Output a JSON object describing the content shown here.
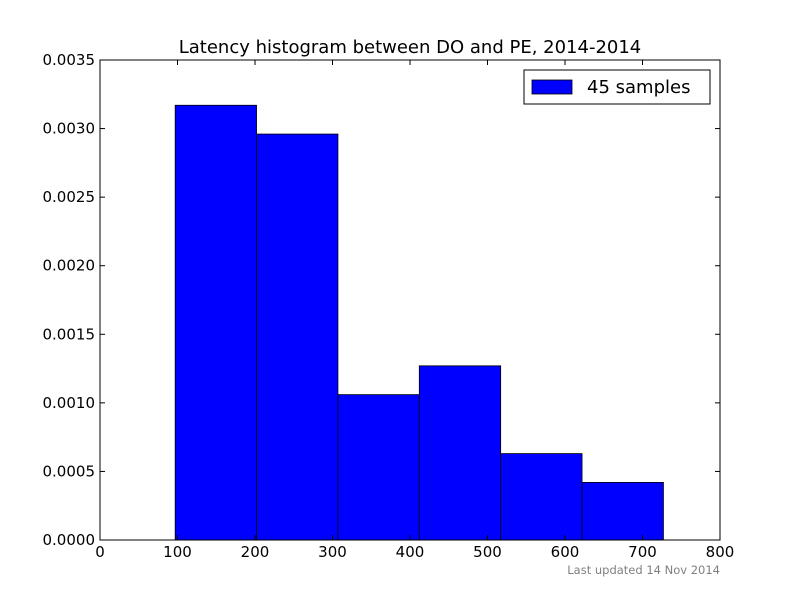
{
  "chart_data": {
    "type": "bar",
    "title": "Latency histogram between DO and PE, 2014-2014",
    "xlabel": "",
    "ylabel": "",
    "xlim": [
      0,
      800
    ],
    "ylim": [
      0,
      0.0035
    ],
    "x_ticks": [
      0,
      100,
      200,
      300,
      400,
      500,
      600,
      700,
      800
    ],
    "x_tick_labels": [
      "0",
      "100",
      "200",
      "300",
      "400",
      "500",
      "600",
      "700",
      "800"
    ],
    "y_ticks": [
      0,
      0.0005,
      0.001,
      0.0015,
      0.002,
      0.0025,
      0.003,
      0.0035
    ],
    "y_tick_labels": [
      "0.0000",
      "0.0005",
      "0.0010",
      "0.0015",
      "0.0020",
      "0.0025",
      "0.0030",
      "0.0035"
    ],
    "grid": false,
    "legend_position": "top-right",
    "bins": [
      {
        "start": 97,
        "end": 202,
        "value": 0.00317
      },
      {
        "start": 202,
        "end": 307,
        "value": 0.00296
      },
      {
        "start": 307,
        "end": 412,
        "value": 0.00106
      },
      {
        "start": 412,
        "end": 517,
        "value": 0.00127
      },
      {
        "start": 517,
        "end": 622,
        "value": 0.00063
      },
      {
        "start": 622,
        "end": 727,
        "value": 0.00042
      }
    ],
    "series": [
      {
        "name": "45 samples",
        "color": "#0000ff"
      }
    ],
    "footer": "Last updated 14 Nov 2014"
  }
}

What this task involves: The data above needs to be retyped exactly, with the images left out.

Written solution:
Output a JSON object describing the content shown here.
{
  "chart_data": {
    "type": "bar",
    "title": "Latency histogram between DO and PE, 2014-2014",
    "xlabel": "",
    "ylabel": "",
    "xlim": [
      0,
      800
    ],
    "ylim": [
      0,
      0.0035
    ],
    "x_ticks": [
      0,
      100,
      200,
      300,
      400,
      500,
      600,
      700,
      800
    ],
    "x_tick_labels": [
      "0",
      "100",
      "200",
      "300",
      "400",
      "500",
      "600",
      "700",
      "800"
    ],
    "y_ticks": [
      0,
      0.0005,
      0.001,
      0.0015,
      0.002,
      0.0025,
      0.003,
      0.0035
    ],
    "y_tick_labels": [
      "0.0000",
      "0.0005",
      "0.0010",
      "0.0015",
      "0.0020",
      "0.0025",
      "0.0030",
      "0.0035"
    ],
    "grid": false,
    "legend_position": "top-right",
    "bins": [
      {
        "start": 97,
        "end": 202,
        "value": 0.00317
      },
      {
        "start": 202,
        "end": 307,
        "value": 0.00296
      },
      {
        "start": 307,
        "end": 412,
        "value": 0.00106
      },
      {
        "start": 412,
        "end": 517,
        "value": 0.00127
      },
      {
        "start": 517,
        "end": 622,
        "value": 0.00063
      },
      {
        "start": 622,
        "end": 727,
        "value": 0.00042
      }
    ],
    "series": [
      {
        "name": "45 samples",
        "color": "#0000ff"
      }
    ],
    "footer": "Last updated 14 Nov 2014"
  }
}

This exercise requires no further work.